**SET EXERCISE:** Copy out every line in which the string "this" occurs.

-- start of INFORMATION SHOWN --

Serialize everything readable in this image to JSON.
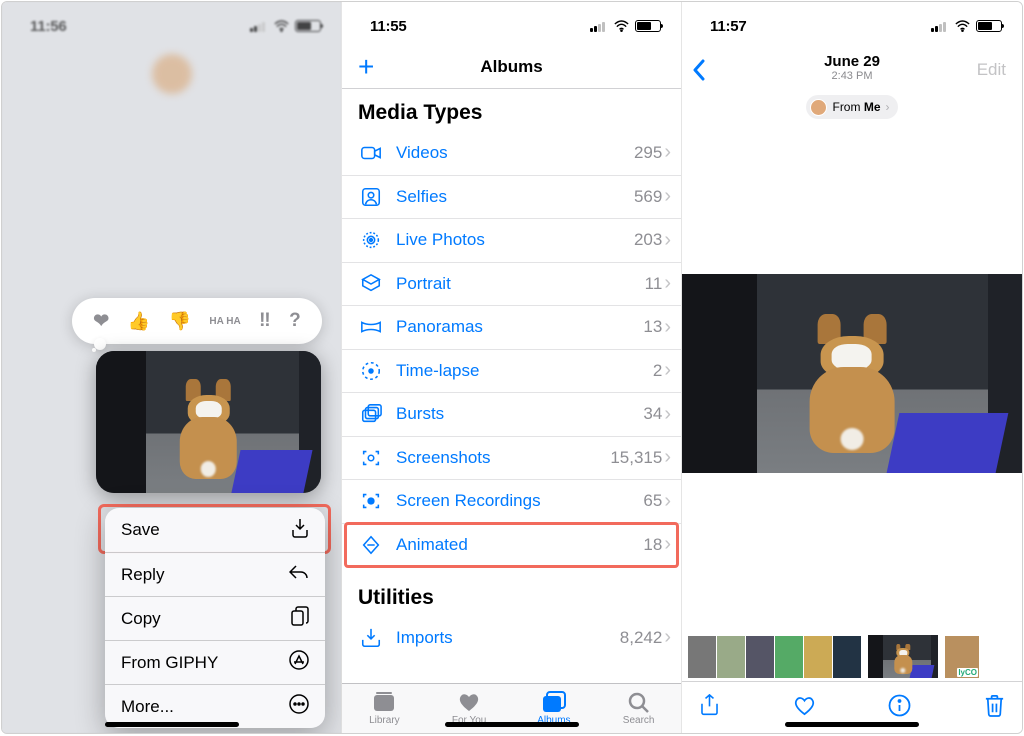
{
  "panel1": {
    "time": "11:56",
    "tapbacks": [
      "❤",
      "👍",
      "👎",
      "HA HA",
      "‼",
      "?"
    ],
    "tapback_names": [
      "heart-reaction",
      "thumbs-up-reaction",
      "thumbs-down-reaction",
      "haha-reaction",
      "exclaim-reaction",
      "question-reaction"
    ],
    "menu": [
      {
        "label": "Save",
        "icon": "download-icon",
        "highlighted": true
      },
      {
        "label": "Reply",
        "icon": "reply-icon"
      },
      {
        "label": "Copy",
        "icon": "copy-icon"
      },
      {
        "label": "From GIPHY",
        "icon": "appstore-icon"
      },
      {
        "label": "More...",
        "icon": "ellipsis-icon"
      }
    ]
  },
  "panel2": {
    "time": "11:55",
    "title": "Albums",
    "section1": "Media Types",
    "section2": "Utilities",
    "rows": [
      {
        "icon": "videos-icon",
        "label": "Videos",
        "count": "295"
      },
      {
        "icon": "selfies-icon",
        "label": "Selfies",
        "count": "569"
      },
      {
        "icon": "livephotos-icon",
        "label": "Live Photos",
        "count": "203"
      },
      {
        "icon": "portrait-icon",
        "label": "Portrait",
        "count": "11"
      },
      {
        "icon": "panoramas-icon",
        "label": "Panoramas",
        "count": "13"
      },
      {
        "icon": "timelapse-icon",
        "label": "Time-lapse",
        "count": "2"
      },
      {
        "icon": "bursts-icon",
        "label": "Bursts",
        "count": "34"
      },
      {
        "icon": "screenshots-icon",
        "label": "Screenshots",
        "count": "15,315"
      },
      {
        "icon": "screenrec-icon",
        "label": "Screen Recordings",
        "count": "65"
      },
      {
        "icon": "animated-icon",
        "label": "Animated",
        "count": "18",
        "highlighted": true
      }
    ],
    "util_rows": [
      {
        "icon": "imports-icon",
        "label": "Imports",
        "count": "8,242"
      }
    ],
    "tabs": [
      {
        "label": "Library",
        "icon": "library-tab-icon"
      },
      {
        "label": "For You",
        "icon": "foryou-tab-icon"
      },
      {
        "label": "Albums",
        "icon": "albums-tab-icon",
        "active": true
      },
      {
        "label": "Search",
        "icon": "search-tab-icon"
      }
    ]
  },
  "panel3": {
    "time": "11:57",
    "date": "June 29",
    "subtime": "2:43 PM",
    "edit": "Edit",
    "from_label_prefix": "From ",
    "from_label_strong": "Me",
    "thumb_badge": "lyCO"
  }
}
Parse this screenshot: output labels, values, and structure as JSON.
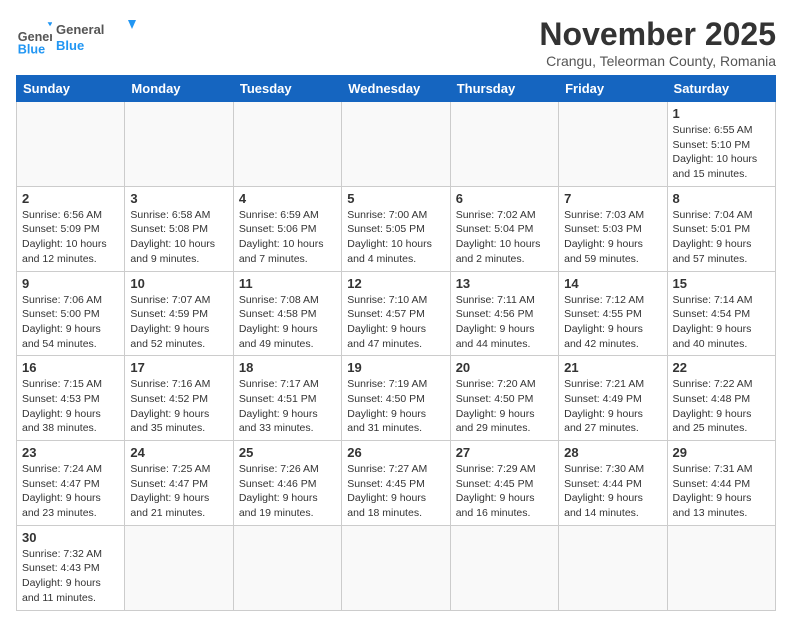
{
  "header": {
    "logo_general": "General",
    "logo_blue": "Blue",
    "month_title": "November 2025",
    "location": "Crangu, Teleorman County, Romania"
  },
  "days_of_week": [
    "Sunday",
    "Monday",
    "Tuesday",
    "Wednesday",
    "Thursday",
    "Friday",
    "Saturday"
  ],
  "weeks": [
    [
      {
        "day": "",
        "info": ""
      },
      {
        "day": "",
        "info": ""
      },
      {
        "day": "",
        "info": ""
      },
      {
        "day": "",
        "info": ""
      },
      {
        "day": "",
        "info": ""
      },
      {
        "day": "",
        "info": ""
      },
      {
        "day": "1",
        "info": "Sunrise: 6:55 AM\nSunset: 5:10 PM\nDaylight: 10 hours and 15 minutes."
      }
    ],
    [
      {
        "day": "2",
        "info": "Sunrise: 6:56 AM\nSunset: 5:09 PM\nDaylight: 10 hours and 12 minutes."
      },
      {
        "day": "3",
        "info": "Sunrise: 6:58 AM\nSunset: 5:08 PM\nDaylight: 10 hours and 9 minutes."
      },
      {
        "day": "4",
        "info": "Sunrise: 6:59 AM\nSunset: 5:06 PM\nDaylight: 10 hours and 7 minutes."
      },
      {
        "day": "5",
        "info": "Sunrise: 7:00 AM\nSunset: 5:05 PM\nDaylight: 10 hours and 4 minutes."
      },
      {
        "day": "6",
        "info": "Sunrise: 7:02 AM\nSunset: 5:04 PM\nDaylight: 10 hours and 2 minutes."
      },
      {
        "day": "7",
        "info": "Sunrise: 7:03 AM\nSunset: 5:03 PM\nDaylight: 9 hours and 59 minutes."
      },
      {
        "day": "8",
        "info": "Sunrise: 7:04 AM\nSunset: 5:01 PM\nDaylight: 9 hours and 57 minutes."
      }
    ],
    [
      {
        "day": "9",
        "info": "Sunrise: 7:06 AM\nSunset: 5:00 PM\nDaylight: 9 hours and 54 minutes."
      },
      {
        "day": "10",
        "info": "Sunrise: 7:07 AM\nSunset: 4:59 PM\nDaylight: 9 hours and 52 minutes."
      },
      {
        "day": "11",
        "info": "Sunrise: 7:08 AM\nSunset: 4:58 PM\nDaylight: 9 hours and 49 minutes."
      },
      {
        "day": "12",
        "info": "Sunrise: 7:10 AM\nSunset: 4:57 PM\nDaylight: 9 hours and 47 minutes."
      },
      {
        "day": "13",
        "info": "Sunrise: 7:11 AM\nSunset: 4:56 PM\nDaylight: 9 hours and 44 minutes."
      },
      {
        "day": "14",
        "info": "Sunrise: 7:12 AM\nSunset: 4:55 PM\nDaylight: 9 hours and 42 minutes."
      },
      {
        "day": "15",
        "info": "Sunrise: 7:14 AM\nSunset: 4:54 PM\nDaylight: 9 hours and 40 minutes."
      }
    ],
    [
      {
        "day": "16",
        "info": "Sunrise: 7:15 AM\nSunset: 4:53 PM\nDaylight: 9 hours and 38 minutes."
      },
      {
        "day": "17",
        "info": "Sunrise: 7:16 AM\nSunset: 4:52 PM\nDaylight: 9 hours and 35 minutes."
      },
      {
        "day": "18",
        "info": "Sunrise: 7:17 AM\nSunset: 4:51 PM\nDaylight: 9 hours and 33 minutes."
      },
      {
        "day": "19",
        "info": "Sunrise: 7:19 AM\nSunset: 4:50 PM\nDaylight: 9 hours and 31 minutes."
      },
      {
        "day": "20",
        "info": "Sunrise: 7:20 AM\nSunset: 4:50 PM\nDaylight: 9 hours and 29 minutes."
      },
      {
        "day": "21",
        "info": "Sunrise: 7:21 AM\nSunset: 4:49 PM\nDaylight: 9 hours and 27 minutes."
      },
      {
        "day": "22",
        "info": "Sunrise: 7:22 AM\nSunset: 4:48 PM\nDaylight: 9 hours and 25 minutes."
      }
    ],
    [
      {
        "day": "23",
        "info": "Sunrise: 7:24 AM\nSunset: 4:47 PM\nDaylight: 9 hours and 23 minutes."
      },
      {
        "day": "24",
        "info": "Sunrise: 7:25 AM\nSunset: 4:47 PM\nDaylight: 9 hours and 21 minutes."
      },
      {
        "day": "25",
        "info": "Sunrise: 7:26 AM\nSunset: 4:46 PM\nDaylight: 9 hours and 19 minutes."
      },
      {
        "day": "26",
        "info": "Sunrise: 7:27 AM\nSunset: 4:45 PM\nDaylight: 9 hours and 18 minutes."
      },
      {
        "day": "27",
        "info": "Sunrise: 7:29 AM\nSunset: 4:45 PM\nDaylight: 9 hours and 16 minutes."
      },
      {
        "day": "28",
        "info": "Sunrise: 7:30 AM\nSunset: 4:44 PM\nDaylight: 9 hours and 14 minutes."
      },
      {
        "day": "29",
        "info": "Sunrise: 7:31 AM\nSunset: 4:44 PM\nDaylight: 9 hours and 13 minutes."
      }
    ],
    [
      {
        "day": "30",
        "info": "Sunrise: 7:32 AM\nSunset: 4:43 PM\nDaylight: 9 hours and 11 minutes."
      },
      {
        "day": "",
        "info": ""
      },
      {
        "day": "",
        "info": ""
      },
      {
        "day": "",
        "info": ""
      },
      {
        "day": "",
        "info": ""
      },
      {
        "day": "",
        "info": ""
      },
      {
        "day": "",
        "info": ""
      }
    ]
  ]
}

-- end of INFORMATION SHOWN --

**ANSWER TO THE TASK:**
Serialize everything readable in this image to JSON.
Parse this screenshot: output labels, values, and structure as JSON.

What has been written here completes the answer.